→ **BRIEF**:
Pictures do not belong in your copy. Repeat all the other data exactly.

→ **RECORDS PROVIDED**:
▽
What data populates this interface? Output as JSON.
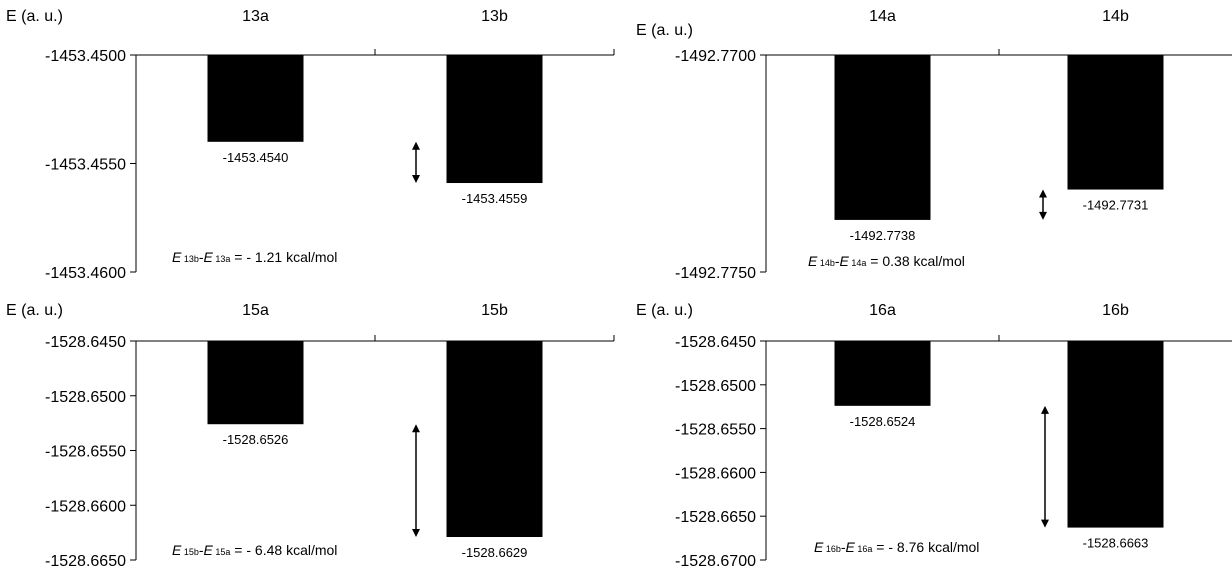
{
  "chart_data": [
    {
      "type": "bar",
      "ylabel": "E (a. u.)",
      "categories": [
        "13a",
        "13b"
      ],
      "values": [
        -1453.454,
        -1453.4559
      ],
      "value_labels": [
        "-1453.4540",
        "-1453.4559"
      ],
      "ylim": [
        -1453.46,
        -1453.45
      ],
      "yticks": [
        "-1453.4500",
        "-1453.4550",
        "-1453.4600"
      ],
      "annotation": {
        "e1": "E",
        "s1": "13b",
        "dash": "-",
        "e2": "E",
        "s2": "13a",
        "rest": " = - 1.21 kcal/mol"
      },
      "arrow_color": "#000000"
    },
    {
      "type": "bar",
      "ylabel": "E (a. u.)",
      "categories": [
        "14a",
        "14b"
      ],
      "values": [
        -1492.7738,
        -1492.7731
      ],
      "value_labels": [
        "-1492.7738",
        "-1492.7731"
      ],
      "ylim": [
        -1492.775,
        -1492.77
      ],
      "yticks": [
        "-1492.7700",
        "-1492.7750"
      ],
      "annotation": {
        "e1": "E",
        "s1": "14b",
        "dash": "-",
        "e2": "E",
        "s2": "14a",
        "rest": " = 0.38 kcal/mol"
      },
      "arrow_color": "#000000"
    },
    {
      "type": "bar",
      "ylabel": "E (a. u.)",
      "categories": [
        "15a",
        "15b"
      ],
      "values": [
        -1528.6526,
        -1528.6629
      ],
      "value_labels": [
        "-1528.6526",
        "-1528.6629"
      ],
      "ylim": [
        -1528.665,
        -1528.645
      ],
      "yticks": [
        "-1528.6450",
        "-1528.6500",
        "-1528.6550",
        "-1528.6600",
        "-1528.6650"
      ],
      "annotation": {
        "e1": "E",
        "s1": "15b",
        "dash": "-",
        "e2": "E",
        "s2": "15a",
        "rest": " = - 6.48 kcal/mol"
      },
      "arrow_color": "#000000"
    },
    {
      "type": "bar",
      "ylabel": "E (a. u.)",
      "categories": [
        "16a",
        "16b"
      ],
      "values": [
        -1528.6524,
        -1528.6663
      ],
      "value_labels": [
        "-1528.6524",
        "-1528.6663"
      ],
      "ylim": [
        -1528.67,
        -1528.645
      ],
      "yticks": [
        "-1528.6450",
        "-1528.6500",
        "-1528.6550",
        "-1528.6600",
        "-1528.6650",
        "-1528.6700"
      ],
      "annotation": {
        "e1": "E",
        "s1": "16b",
        "dash": "-",
        "e2": "E",
        "s2": "16a",
        "rest": " = - 8.76 kcal/mol"
      },
      "arrow_color": "#000000"
    }
  ]
}
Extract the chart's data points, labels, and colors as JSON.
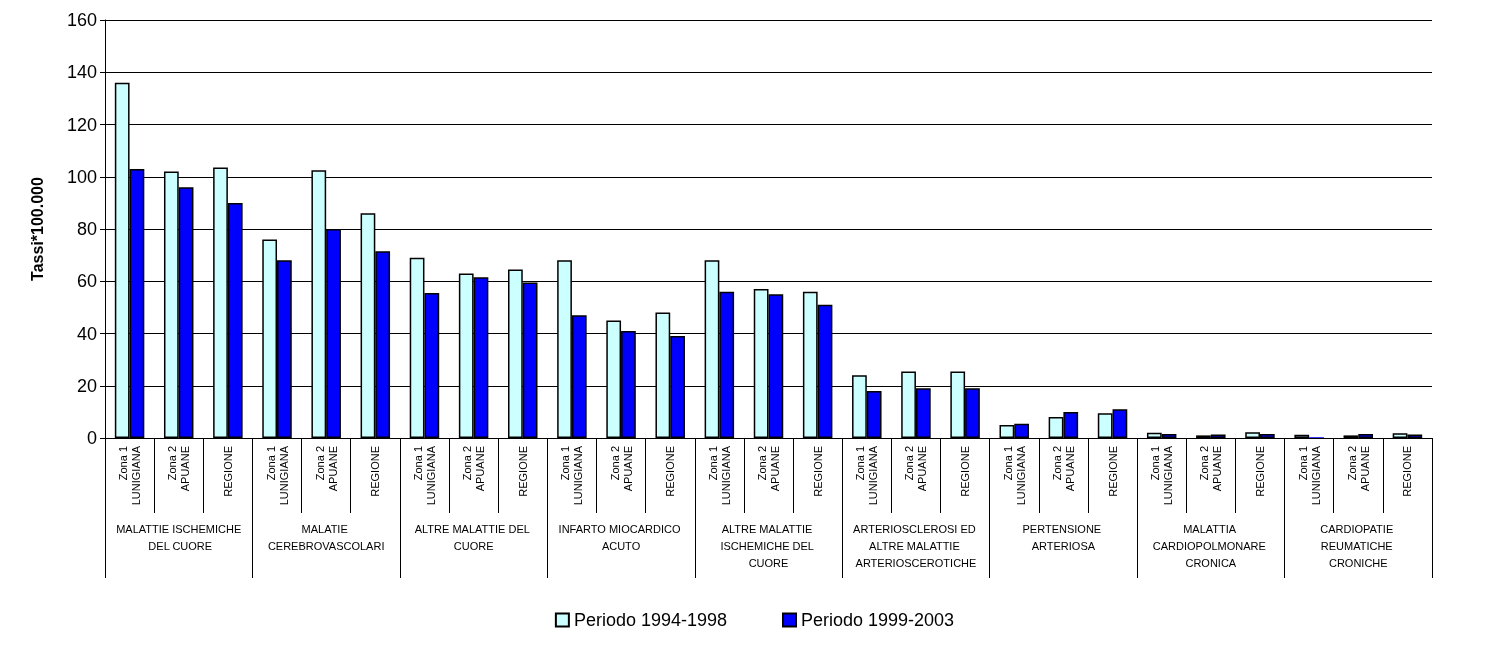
△
→ **TASK RESPONSE**:
What data populates this interface? Output as JSON.
{
  "chart_data": [
    {
      "type": "bar",
      "ylabel": "E (a. u.)",
      "categories": [
        "13a",
        "13b"
      ],
      "values": [
        -1453.454,
        -1453.4559
      ],
      "value_labels": [
        "-1453.4540",
        "-1453.4559"
      ],
      "ylim": [
        -1453.46,
        -1453.45
      ],
      "yticks": [
        "-1453.4500",
        "-1453.4550",
        "-1453.4600"
      ],
      "annotation": {
        "e1": "E",
        "s1": "13b",
        "dash": "-",
        "e2": "E",
        "s2": "13a",
        "rest": " = - 1.21 kcal/mol"
      },
      "arrow_color": "#000000"
    },
    {
      "type": "bar",
      "ylabel": "E (a. u.)",
      "categories": [
        "14a",
        "14b"
      ],
      "values": [
        -1492.7738,
        -1492.7731
      ],
      "value_labels": [
        "-1492.7738",
        "-1492.7731"
      ],
      "ylim": [
        -1492.775,
        -1492.77
      ],
      "yticks": [
        "-1492.7700",
        "-1492.7750"
      ],
      "annotation": {
        "e1": "E",
        "s1": "14b",
        "dash": "-",
        "e2": "E",
        "s2": "14a",
        "rest": " = 0.38 kcal/mol"
      },
      "arrow_color": "#000000"
    },
    {
      "type": "bar",
      "ylabel": "E (a. u.)",
      "categories": [
        "15a",
        "15b"
      ],
      "values": [
        -1528.6526,
        -1528.6629
      ],
      "value_labels": [
        "-1528.6526",
        "-1528.6629"
      ],
      "ylim": [
        -1528.665,
        -1528.645
      ],
      "yticks": [
        "-1528.6450",
        "-1528.6500",
        "-1528.6550",
        "-1528.6600",
        "-1528.6650"
      ],
      "annotation": {
        "e1": "E",
        "s1": "15b",
        "dash": "-",
        "e2": "E",
        "s2": "15a",
        "rest": " = - 6.48 kcal/mol"
      },
      "arrow_color": "#000000"
    },
    {
      "type": "bar",
      "ylabel": "E (a. u.)",
      "categories": [
        "16a",
        "16b"
      ],
      "values": [
        -1528.6524,
        -1528.6663
      ],
      "value_labels": [
        "-1528.6524",
        "-1528.6663"
      ],
      "ylim": [
        -1528.67,
        -1528.645
      ],
      "yticks": [
        "-1528.6450",
        "-1528.6500",
        "-1528.6550",
        "-1528.6600",
        "-1528.6650",
        "-1528.6700"
      ],
      "annotation": {
        "e1": "E",
        "s1": "16b",
        "dash": "-",
        "e2": "E",
        "s2": "16a",
        "rest": " = - 8.76 kcal/mol"
      },
      "arrow_color": "#000000"
    }
  ]
}
Extract the chart's data points, labels, and colors as JSON.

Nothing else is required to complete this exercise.